▸ WHAT YOU NEED TO DO: Repeat every record below exactly as it appears.

--------------------------------------------------

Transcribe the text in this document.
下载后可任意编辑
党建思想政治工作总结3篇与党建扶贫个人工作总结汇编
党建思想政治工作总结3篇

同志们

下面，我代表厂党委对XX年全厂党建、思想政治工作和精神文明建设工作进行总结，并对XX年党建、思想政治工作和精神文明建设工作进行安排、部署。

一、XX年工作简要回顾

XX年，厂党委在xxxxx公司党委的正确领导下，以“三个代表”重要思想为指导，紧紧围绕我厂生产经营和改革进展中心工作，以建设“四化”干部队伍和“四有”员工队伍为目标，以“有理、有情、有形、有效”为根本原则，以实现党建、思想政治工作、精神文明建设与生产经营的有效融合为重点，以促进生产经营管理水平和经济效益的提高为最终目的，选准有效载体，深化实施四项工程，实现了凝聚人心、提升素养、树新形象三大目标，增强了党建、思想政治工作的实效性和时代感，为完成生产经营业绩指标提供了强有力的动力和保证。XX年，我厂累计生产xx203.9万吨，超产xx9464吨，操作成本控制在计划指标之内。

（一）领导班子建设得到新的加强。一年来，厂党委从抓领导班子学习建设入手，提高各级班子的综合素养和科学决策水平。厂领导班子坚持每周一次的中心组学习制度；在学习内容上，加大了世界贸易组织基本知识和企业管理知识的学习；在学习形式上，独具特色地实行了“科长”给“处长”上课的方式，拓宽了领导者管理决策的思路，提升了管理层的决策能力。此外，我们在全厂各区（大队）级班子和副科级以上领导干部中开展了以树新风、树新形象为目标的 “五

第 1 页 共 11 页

--------------------------------------------------

▸ ANSWER TO THIS TASK:
Transcribe the text in this document.
下载后可任意编辑
党建思想政治工作总结3篇与党建扶贫个人工作总结汇编
党建思想政治工作总结3篇

同志们

下面，我代表厂党委对XX年全厂党建、思想政治工作和精神文明建设工作进行总结，并对XX年党建、思想政治工作和精神文明建设工作进行安排、部署。

一、XX年工作简要回顾

XX年，厂党委在xxxxx公司党委的正确领导下，以“三个代表”重要思想为指导，紧紧围绕我厂生产经营和改革进展中心工作，以建设“四化”干部队伍和“四有”员工队伍为目标，以“有理、有情、有形、有效”为根本原则，以实现党建、思想政治工作、精神文明建设与生产经营的有效融合为重点，以促进生产经营管理水平和经济效益的提高为最终目的，选准有效载体，深化实施四项工程，实现了凝聚人心、提升素养、树新形象三大目标，增强了党建、思想政治工作的实效性和时代感，为完成生产经营业绩指标提供了强有力的动力和保证。XX年，我厂累计生产xx203.9万吨，超产xx9464吨，操作成本控制在计划指标之内。

（一）领导班子建设得到新的加强。一年来，厂党委从抓领导班子学习建设入手，提高各级班子的综合素养和科学决策水平。厂领导班子坚持每周一次的中心组学习制度；在学习内容上，加大了世界贸易组织基本知识和企业管理知识的学习；在学习形式上，独具特色地实行了“科长”给“处长”上课的方式，拓宽了领导者管理决策的思路，提升了管理层的决策能力。此外，我们在全厂各区（大队）级班子和副科级以上领导干部中开展了以树新风、树新形象为目标的 “五

第 1 页 共 11 页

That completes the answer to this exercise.